(What is expected) Look through the data below. Pick out the lines holding the string "from".
■ ■ ■ ■ ■ ■ ■
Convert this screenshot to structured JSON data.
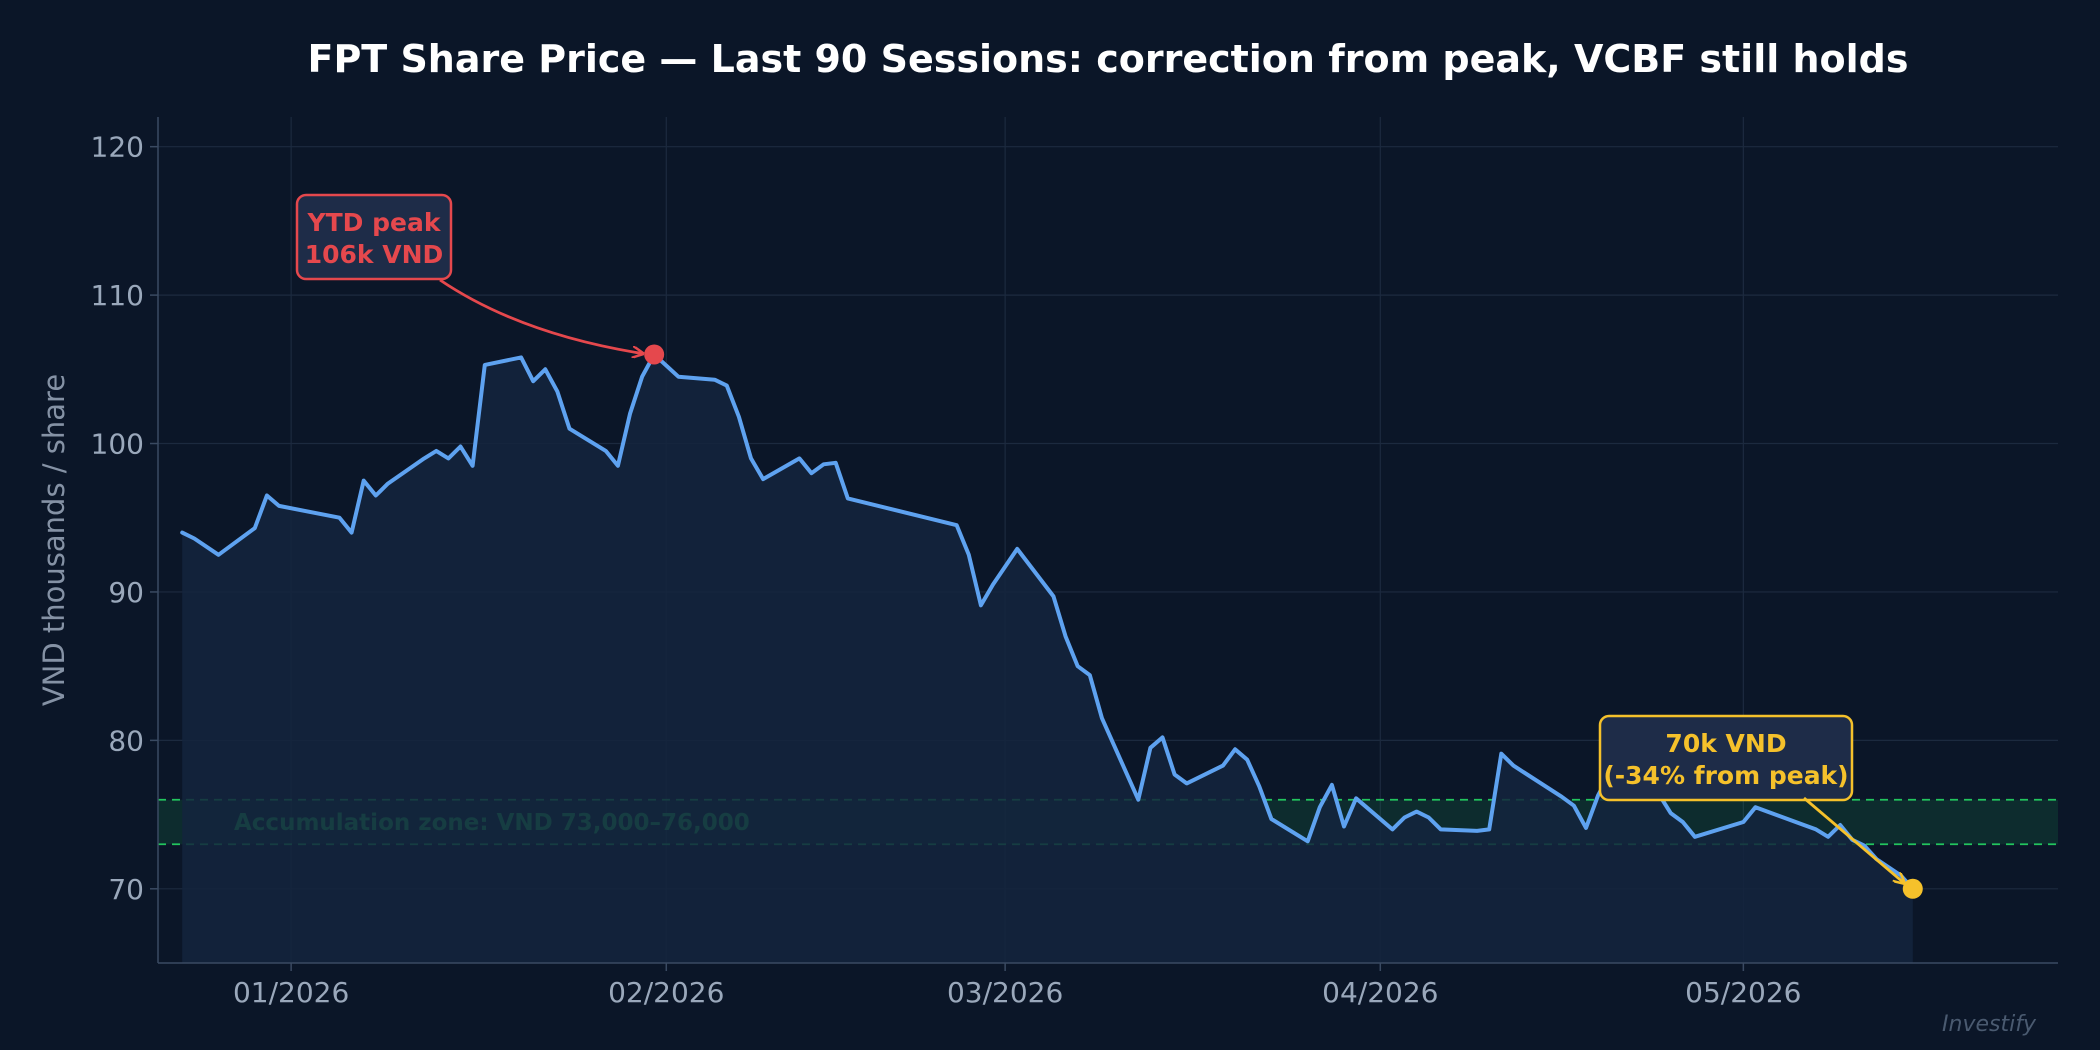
{
  "chart_data": {
    "type": "line",
    "title": "FPT Share Price — Last 90 Sessions: correction from peak, VCBF still holds",
    "xlabel": "",
    "ylabel": "VND thousands / share",
    "ylim": [
      65,
      122
    ],
    "xlim": [
      "2025-12-21",
      "2026-05-27"
    ],
    "x_ticks": [
      "2026-01-01",
      "2026-02-01",
      "2026-03-01",
      "2026-04-01",
      "2026-05-01"
    ],
    "x_tick_labels": [
      "01/2026",
      "02/2026",
      "03/2026",
      "04/2026",
      "05/2026"
    ],
    "y_ticks": [
      70,
      80,
      90,
      100,
      110,
      120
    ],
    "grid": true,
    "legend": "none",
    "colors": {
      "background": "#0b1628",
      "plot_background": "#0b1628",
      "line": "#5ea2f0",
      "area_fill": "#14243d",
      "grid": "#1c2a3f",
      "axis": "#3a4a62",
      "peak": "#e5484d",
      "current": "#f5c12b",
      "zone": "#22c55e",
      "note_box_fill": "#1e2c48"
    },
    "series": [
      {
        "name": "",
        "points": [
          [
            "2025-12-23",
            94.0
          ],
          [
            "2025-12-24",
            93.6
          ],
          [
            "2025-12-26",
            92.5
          ],
          [
            "2025-12-29",
            94.3
          ],
          [
            "2025-12-30",
            96.5
          ],
          [
            "2025-12-31",
            95.8
          ],
          [
            "2026-01-05",
            95.0
          ],
          [
            "2026-01-06",
            94.0
          ],
          [
            "2026-01-07",
            97.5
          ],
          [
            "2026-01-08",
            96.5
          ],
          [
            "2026-01-09",
            97.3
          ],
          [
            "2026-01-12",
            99.0
          ],
          [
            "2026-01-13",
            99.5
          ],
          [
            "2026-01-14",
            99.0
          ],
          [
            "2026-01-15",
            99.8
          ],
          [
            "2026-01-16",
            98.5
          ],
          [
            "2026-01-17",
            105.3
          ],
          [
            "2026-01-20",
            105.8
          ],
          [
            "2026-01-21",
            104.2
          ],
          [
            "2026-01-22",
            105.0
          ],
          [
            "2026-01-23",
            103.5
          ],
          [
            "2026-01-24",
            101.0
          ],
          [
            "2026-01-27",
            99.5
          ],
          [
            "2026-01-28",
            98.5
          ],
          [
            "2026-01-29",
            102.0
          ],
          [
            "2026-01-30",
            104.5
          ],
          [
            "2026-01-31",
            106.0
          ],
          [
            "2026-02-02",
            104.5
          ],
          [
            "2026-02-05",
            104.3
          ],
          [
            "2026-02-06",
            103.9
          ],
          [
            "2026-02-07",
            101.8
          ],
          [
            "2026-02-08",
            99.0
          ],
          [
            "2026-02-09",
            97.6
          ],
          [
            "2026-02-12",
            99.0
          ],
          [
            "2026-02-13",
            98.0
          ],
          [
            "2026-02-14",
            98.6
          ],
          [
            "2026-02-15",
            98.7
          ],
          [
            "2026-02-16",
            96.3
          ],
          [
            "2026-02-25",
            94.5
          ],
          [
            "2026-02-26",
            92.5
          ],
          [
            "2026-02-27",
            89.1
          ],
          [
            "2026-02-28",
            90.5
          ],
          [
            "2026-03-02",
            92.9
          ],
          [
            "2026-03-05",
            89.7
          ],
          [
            "2026-03-06",
            87.0
          ],
          [
            "2026-03-07",
            85.0
          ],
          [
            "2026-03-08",
            84.4
          ],
          [
            "2026-03-09",
            81.5
          ],
          [
            "2026-03-12",
            76.0
          ],
          [
            "2026-03-13",
            79.5
          ],
          [
            "2026-03-14",
            80.2
          ],
          [
            "2026-03-15",
            77.7
          ],
          [
            "2026-03-16",
            77.1
          ],
          [
            "2026-03-19",
            78.3
          ],
          [
            "2026-03-20",
            79.4
          ],
          [
            "2026-03-21",
            78.7
          ],
          [
            "2026-03-22",
            76.9
          ],
          [
            "2026-03-23",
            74.7
          ],
          [
            "2026-03-26",
            73.2
          ],
          [
            "2026-03-27",
            75.5
          ],
          [
            "2026-03-28",
            77.0
          ],
          [
            "2026-03-29",
            74.2
          ],
          [
            "2026-03-30",
            76.1
          ],
          [
            "2026-04-02",
            74.0
          ],
          [
            "2026-04-03",
            74.8
          ],
          [
            "2026-04-04",
            75.2
          ],
          [
            "2026-04-05",
            74.8
          ],
          [
            "2026-04-06",
            74.0
          ],
          [
            "2026-04-09",
            73.9
          ],
          [
            "2026-04-10",
            74.0
          ],
          [
            "2026-04-11",
            79.1
          ],
          [
            "2026-04-12",
            78.3
          ],
          [
            "2026-04-16",
            76.2
          ],
          [
            "2026-04-17",
            75.6
          ],
          [
            "2026-04-18",
            74.1
          ],
          [
            "2026-04-19",
            76.3
          ],
          [
            "2026-04-20",
            77.8
          ],
          [
            "2026-04-23",
            78.0
          ],
          [
            "2026-04-24",
            76.4
          ],
          [
            "2026-04-25",
            75.1
          ],
          [
            "2026-04-26",
            74.5
          ],
          [
            "2026-04-27",
            73.5
          ],
          [
            "2026-05-01",
            74.5
          ],
          [
            "2026-05-02",
            75.5
          ],
          [
            "2026-05-06",
            74.3
          ],
          [
            "2026-05-07",
            74.0
          ],
          [
            "2026-05-08",
            73.5
          ],
          [
            "2026-05-09",
            74.3
          ],
          [
            "2026-05-10",
            73.3
          ],
          [
            "2026-05-11",
            72.9
          ],
          [
            "2026-05-12",
            72.0
          ],
          [
            "2026-05-14",
            70.9
          ],
          [
            "2026-05-15",
            70.0
          ]
        ]
      }
    ],
    "accumulation_zone": {
      "low": 73,
      "high": 76,
      "label": "Accumulation zone: VND 73,000–76,000"
    },
    "annotations": [
      {
        "id": "peak",
        "lines": [
          "YTD peak",
          "106k VND"
        ],
        "x": "2026-01-31",
        "y": 106.0,
        "color": "#e5484d"
      },
      {
        "id": "current",
        "lines": [
          "70k VND",
          "(-34% from peak)"
        ],
        "x": "2026-05-15",
        "y": 70.0,
        "color": "#f5c12b"
      }
    ]
  },
  "watermark": "Investify"
}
■ ■ ■ ■ ■ ■ ■
(Task response)
    "title": "FPT Share Price — Last 90 Sessions: correction from peak, VCBF still holds",
          "(-34% from peak)"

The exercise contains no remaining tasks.